Com efeito, de acordo com o nº 1 dessa norma, «os documentos particulares devem ser assinados pelo seu autor, ou por outrem a seu rogo, se o rogante não souber ou não puder assinar». Acrescenta o seu nº 2 que «se o documento for subscrito por pessoa que não saiba ou não possa ler, a subscrição só obriga quando feita ou confirmada perante notário, depois de lido o documento ao subscritor», sendo que, nos termos do nº 4 da mesma norma «o rogo deve (…) ser dado ou confirmado perante notário, depois de lido o documento ao rogante».
Ora, desde o momento que A... não podia assinar (e não sabia ler, consoante o referiu a neta), sempre seria necessária a autenticação do documento, a qual se destina a que, mediante o cumprimento das várias exigências constantes da lei notarial uma entidade dotada de fé pública confira ao documento particular as garantias de verdade e autenticidade.

——

> _Tarefa escrita A_
Copie da listagem, sem mudar nada, tudo desde a linha com "cart-icon (1843, 992, 1886, 1034)" até a linha com "modal-footer-divider (637, 761, 1263, 762)", incluindo essas duas.

——

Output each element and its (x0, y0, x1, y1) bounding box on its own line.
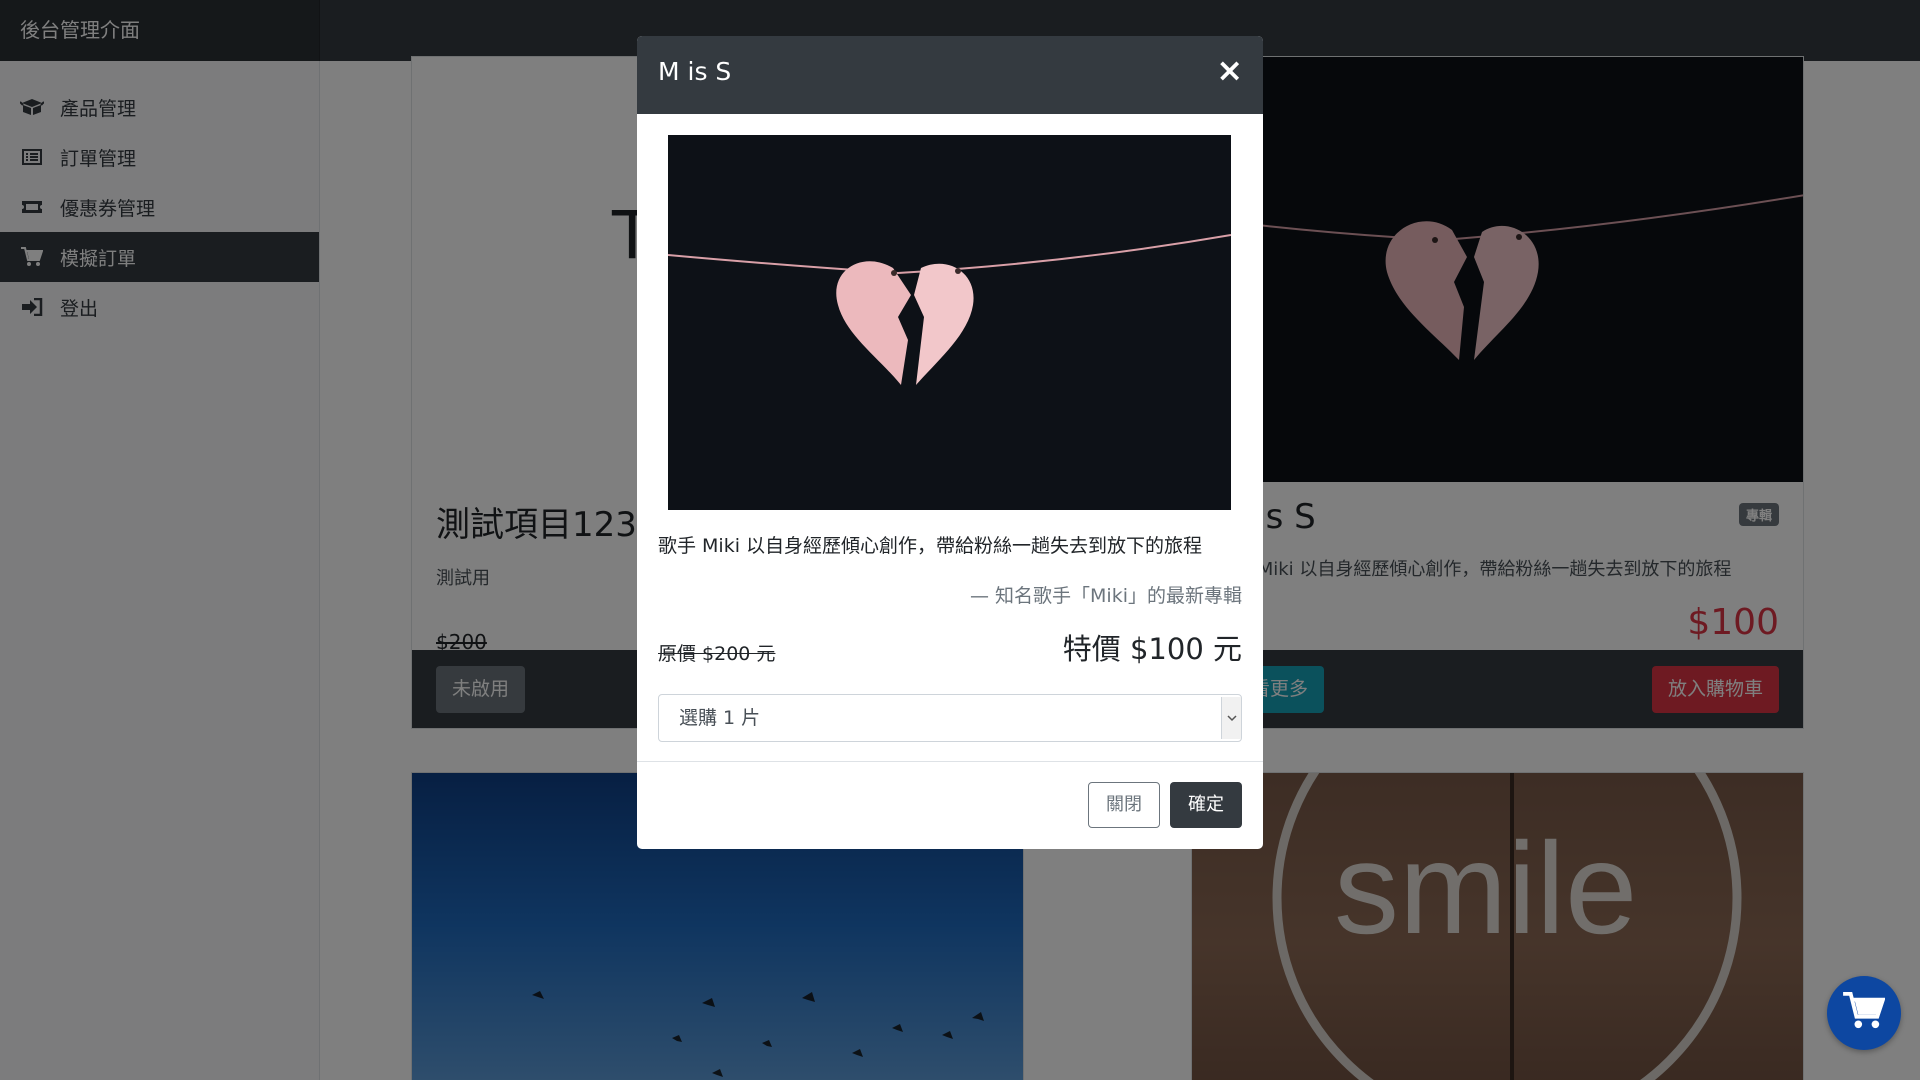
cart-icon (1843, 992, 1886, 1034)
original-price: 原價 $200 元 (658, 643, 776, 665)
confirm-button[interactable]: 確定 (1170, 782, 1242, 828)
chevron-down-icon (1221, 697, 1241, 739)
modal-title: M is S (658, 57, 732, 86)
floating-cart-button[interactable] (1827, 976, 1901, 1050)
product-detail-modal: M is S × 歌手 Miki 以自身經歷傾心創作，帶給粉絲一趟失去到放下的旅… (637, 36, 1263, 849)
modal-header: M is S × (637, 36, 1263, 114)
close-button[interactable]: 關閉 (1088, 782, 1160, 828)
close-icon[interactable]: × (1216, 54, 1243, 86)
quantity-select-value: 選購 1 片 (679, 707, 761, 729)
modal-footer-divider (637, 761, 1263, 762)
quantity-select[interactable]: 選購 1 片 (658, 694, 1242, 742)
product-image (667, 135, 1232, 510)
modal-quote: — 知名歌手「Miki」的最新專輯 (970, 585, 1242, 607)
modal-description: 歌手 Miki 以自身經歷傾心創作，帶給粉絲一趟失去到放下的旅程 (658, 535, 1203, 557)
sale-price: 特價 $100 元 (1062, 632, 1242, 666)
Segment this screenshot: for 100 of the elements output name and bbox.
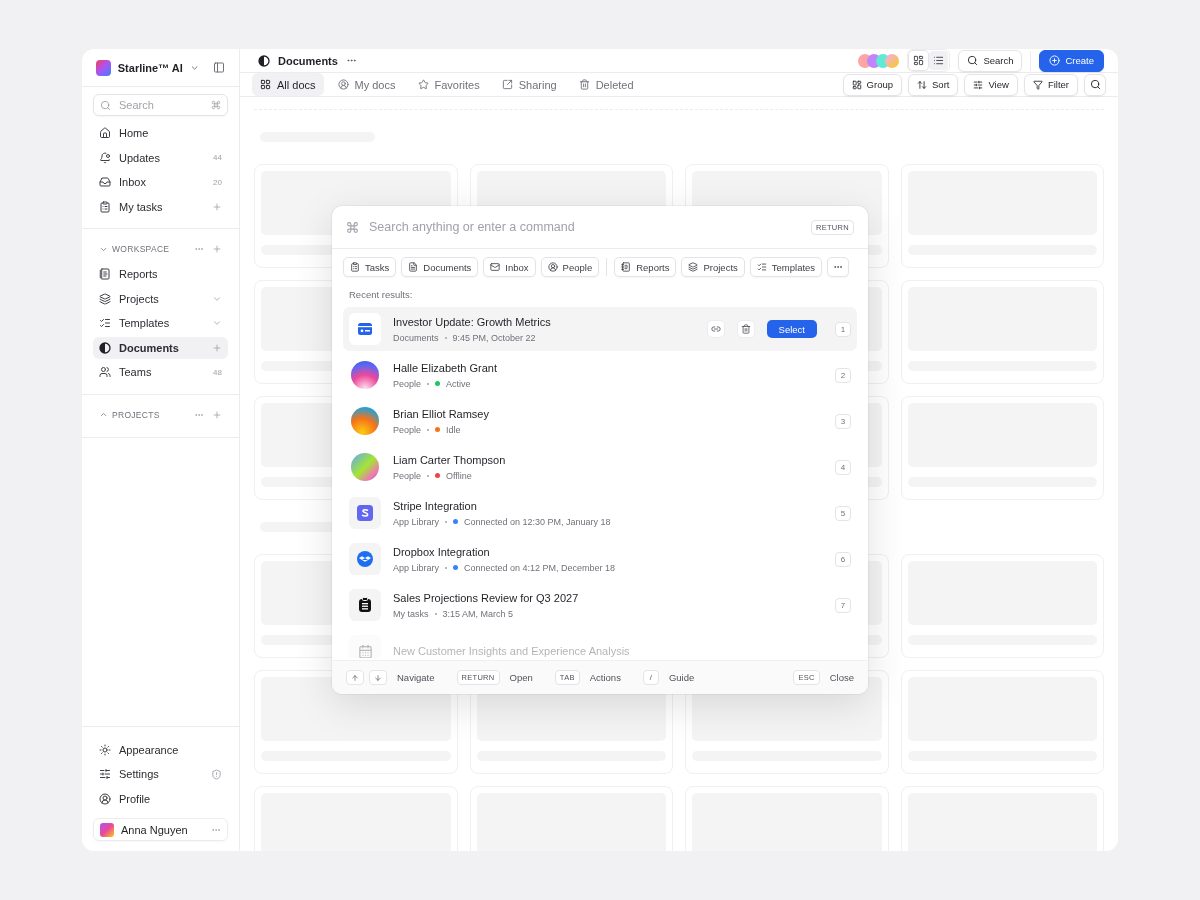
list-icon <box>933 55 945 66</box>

——

> _Tarefa escrita B_
Responda com base no trecho sobre a assinatura de documentos particulares:
(i) Pelo nº 1 da norma, por quem os documentos particulares devem ser assinados?
(ii) Quem disse que A... não sabia ler?
(iii) Pelo nº 4 da norma, perante quem o rogo deve ser dado ou confirmado?

> _Resultado A_
cart-icon (1843, 992, 1886, 1034)
original-price: 原價 $200 元 (658, 643, 776, 665)
confirm-button[interactable]: 確定 (1170, 782, 1242, 828)
chevron-down-icon (1221, 697, 1241, 739)
modal-title: M is S (658, 57, 732, 86)
floating-cart-button[interactable] (1827, 976, 1901, 1050)
product-detail-modal: M is S × 歌手 Miki 以自身經歷傾心創作，帶給粉絲一趟失去到放下的旅… (637, 36, 1263, 849)
modal-header: M is S × (637, 36, 1263, 114)
close-button[interactable]: 關閉 (1088, 782, 1160, 828)
close-icon[interactable]: × (1216, 54, 1243, 86)
quantity-select-value: 選購 1 片 (679, 707, 761, 729)
modal-footer-divider (637, 761, 1263, 762)

> _Resultado B_
(i) Pelo seu autor, ou por outrem a seu rogo, se o rogante não souber ou não puder assinar.
(ii) A neta.
(iii) Perante notário, depois de lido o documento ao rogante.